RECORDS FOR THIS TASK —
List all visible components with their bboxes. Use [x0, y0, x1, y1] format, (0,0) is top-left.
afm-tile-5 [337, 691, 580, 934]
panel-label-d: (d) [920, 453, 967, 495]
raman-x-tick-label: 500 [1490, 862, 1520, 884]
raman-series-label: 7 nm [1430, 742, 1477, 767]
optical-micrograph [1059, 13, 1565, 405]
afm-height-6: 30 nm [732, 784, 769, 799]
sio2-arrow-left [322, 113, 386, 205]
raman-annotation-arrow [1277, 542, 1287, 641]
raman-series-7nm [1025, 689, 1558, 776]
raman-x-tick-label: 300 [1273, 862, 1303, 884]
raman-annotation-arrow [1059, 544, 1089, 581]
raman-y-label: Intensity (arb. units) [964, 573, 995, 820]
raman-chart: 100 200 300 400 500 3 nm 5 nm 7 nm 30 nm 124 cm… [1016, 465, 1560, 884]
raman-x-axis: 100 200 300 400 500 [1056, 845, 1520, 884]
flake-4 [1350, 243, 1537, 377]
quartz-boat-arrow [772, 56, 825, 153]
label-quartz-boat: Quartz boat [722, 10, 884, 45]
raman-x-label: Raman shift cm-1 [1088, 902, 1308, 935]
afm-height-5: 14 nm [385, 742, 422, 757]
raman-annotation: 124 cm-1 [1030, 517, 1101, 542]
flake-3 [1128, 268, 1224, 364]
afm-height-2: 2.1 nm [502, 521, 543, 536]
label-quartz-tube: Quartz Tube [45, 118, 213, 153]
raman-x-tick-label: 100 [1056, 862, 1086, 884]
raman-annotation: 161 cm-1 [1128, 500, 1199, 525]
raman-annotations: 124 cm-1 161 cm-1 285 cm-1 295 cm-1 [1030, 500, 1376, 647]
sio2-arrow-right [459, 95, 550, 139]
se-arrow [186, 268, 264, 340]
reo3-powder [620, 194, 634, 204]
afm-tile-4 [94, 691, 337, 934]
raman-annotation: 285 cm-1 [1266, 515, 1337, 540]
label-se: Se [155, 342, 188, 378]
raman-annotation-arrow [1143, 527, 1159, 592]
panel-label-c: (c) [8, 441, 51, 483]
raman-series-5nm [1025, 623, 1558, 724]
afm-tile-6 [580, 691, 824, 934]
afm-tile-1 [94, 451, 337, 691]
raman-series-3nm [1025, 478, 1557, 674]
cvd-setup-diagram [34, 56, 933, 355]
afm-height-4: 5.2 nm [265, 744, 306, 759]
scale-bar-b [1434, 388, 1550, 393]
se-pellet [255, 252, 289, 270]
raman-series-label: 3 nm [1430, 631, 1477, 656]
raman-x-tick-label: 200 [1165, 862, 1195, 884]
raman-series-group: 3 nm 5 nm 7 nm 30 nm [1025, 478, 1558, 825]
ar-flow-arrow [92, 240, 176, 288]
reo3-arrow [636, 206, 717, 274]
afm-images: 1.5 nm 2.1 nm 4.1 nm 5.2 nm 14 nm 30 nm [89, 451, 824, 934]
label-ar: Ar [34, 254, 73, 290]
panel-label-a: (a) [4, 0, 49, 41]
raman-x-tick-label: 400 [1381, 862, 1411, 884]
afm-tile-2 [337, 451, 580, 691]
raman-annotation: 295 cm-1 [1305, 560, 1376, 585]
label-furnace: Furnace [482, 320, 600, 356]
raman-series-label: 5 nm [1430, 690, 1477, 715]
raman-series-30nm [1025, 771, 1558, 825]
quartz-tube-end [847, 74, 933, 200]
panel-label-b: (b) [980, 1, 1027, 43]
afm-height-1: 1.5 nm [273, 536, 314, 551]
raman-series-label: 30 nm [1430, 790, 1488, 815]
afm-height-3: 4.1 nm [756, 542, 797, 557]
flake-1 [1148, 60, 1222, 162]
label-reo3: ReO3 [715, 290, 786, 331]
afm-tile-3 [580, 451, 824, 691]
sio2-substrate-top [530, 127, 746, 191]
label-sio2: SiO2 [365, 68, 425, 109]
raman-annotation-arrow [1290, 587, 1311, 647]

TASK PROMPT — Can you transcribe the lines above word for word, from the very first one through the line containing "raman-annotation-arrow [1143, 527, 1159, 592]"?

FINISHED TASK —
List all visible components with their bboxes. Use [x0, y0, x1, y1] format, (0,0) is top-left.
afm-tile-5 [337, 691, 580, 934]
panel-label-d: (d) [920, 453, 967, 495]
raman-x-tick-label: 500 [1490, 862, 1520, 884]
raman-series-label: 7 nm [1430, 742, 1477, 767]
optical-micrograph [1059, 13, 1565, 405]
afm-height-6: 30 nm [732, 784, 769, 799]
sio2-arrow-left [322, 113, 386, 205]
raman-annotation-arrow [1277, 542, 1287, 641]
raman-series-7nm [1025, 689, 1558, 776]
raman-x-tick-label: 300 [1273, 862, 1303, 884]
raman-annotation-arrow [1059, 544, 1089, 581]
raman-y-label: Intensity (arb. units) [964, 573, 995, 820]
raman-chart: 100 200 300 400 500 3 nm 5 nm 7 nm 30 nm 124 cm… [1016, 465, 1560, 884]
raman-x-axis: 100 200 300 400 500 [1056, 845, 1520, 884]
flake-4 [1350, 243, 1537, 377]
quartz-boat-arrow [772, 56, 825, 153]
label-quartz-boat: Quartz boat [722, 10, 884, 45]
raman-x-label: Raman shift cm-1 [1088, 902, 1308, 935]
afm-height-5: 14 nm [385, 742, 422, 757]
raman-annotation: 124 cm-1 [1030, 517, 1101, 542]
flake-3 [1128, 268, 1224, 364]
afm-height-2: 2.1 nm [502, 521, 543, 536]
label-quartz-tube: Quartz Tube [45, 118, 213, 153]
raman-x-tick-label: 100 [1056, 862, 1086, 884]
raman-annotation: 161 cm-1 [1128, 500, 1199, 525]
raman-annotations: 124 cm-1 161 cm-1 285 cm-1 295 cm-1 [1030, 500, 1376, 647]
sio2-arrow-right [459, 95, 550, 139]
se-arrow [186, 268, 264, 340]
reo3-powder [620, 194, 634, 204]
afm-tile-4 [94, 691, 337, 934]
raman-annotation: 285 cm-1 [1266, 515, 1337, 540]
label-se: Se [155, 342, 188, 378]
raman-annotation-arrow [1143, 527, 1159, 592]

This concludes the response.